**Records for this task**

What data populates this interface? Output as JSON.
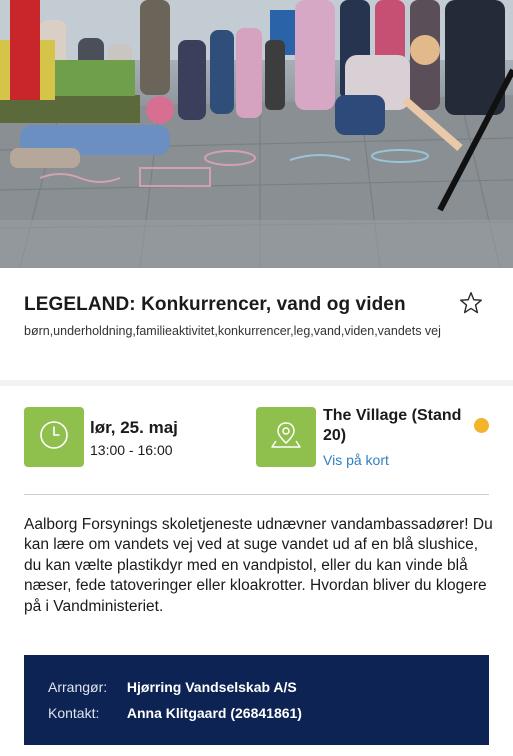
{
  "event": {
    "title": "LEGELAND: Konkurrencer, vand og viden",
    "tags": "børn,underholdning,familieaktivitet,konkurrencer,leg,vand,viden,vandets vej"
  },
  "when": {
    "date": "lør, 25. maj",
    "time": "13:00 - 16:00"
  },
  "where": {
    "name": "The Village (Stand 20)",
    "map_link": "Vis på kort"
  },
  "description": "Aalborg Forsynings skoletjeneste udnævner vandambassadører! Du kan lære om vandets vej ved at suge vandet ud af en blå slushice, du kan vælte plastikdyr med en vandpistol, eller du kan vinde blå næser, fede tatoveringer eller kloakrotter. Hvordan bliver du klogere på i Vandministeriet.",
  "organizer": {
    "label": "Arrangør:",
    "value": "Hjørring Vandselskab A/S"
  },
  "contact": {
    "label": "Kontakt:",
    "value": "Anna Klitgaard (26841861)"
  },
  "colors": {
    "icon_bg": "#8fbf4d",
    "status_dot": "#f2b42a",
    "link": "#2f7fc1",
    "info_bg": "#0d2354"
  },
  "icons": {
    "star": "star-outline-icon",
    "clock": "clock-icon",
    "location": "map-pin-icon"
  }
}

**Stated goal**
All of the lines above should be retyped precisely, apart from the pictures.

**Output of the task**
What data populates this interface? Output as JSON.
{
  "event": {
    "title": "LEGELAND: Konkurrencer, vand og viden",
    "tags": "børn,underholdning,familieaktivitet,konkurrencer,leg,vand,viden,vandets vej"
  },
  "when": {
    "date": "lør, 25. maj",
    "time": "13:00 - 16:00"
  },
  "where": {
    "name": "The Village (Stand 20)",
    "map_link": "Vis på kort"
  },
  "description": "Aalborg Forsynings skoletjeneste udnævner vandambassadører! Du kan lære om vandets vej ved at suge vandet ud af en blå slushice, du kan vælte plastikdyr med en vandpistol, eller du kan vinde blå næser, fede tatoveringer eller kloakrotter. Hvordan bliver du klogere på i Vandministeriet.",
  "organizer": {
    "label": "Arrangør:",
    "value": "Hjørring Vandselskab A/S"
  },
  "contact": {
    "label": "Kontakt:",
    "value": "Anna Klitgaard (26841861)"
  },
  "colors": {
    "icon_bg": "#8fbf4d",
    "status_dot": "#f2b42a",
    "link": "#2f7fc1",
    "info_bg": "#0d2354"
  },
  "icons": {
    "star": "star-outline-icon",
    "clock": "clock-icon",
    "location": "map-pin-icon"
  }
}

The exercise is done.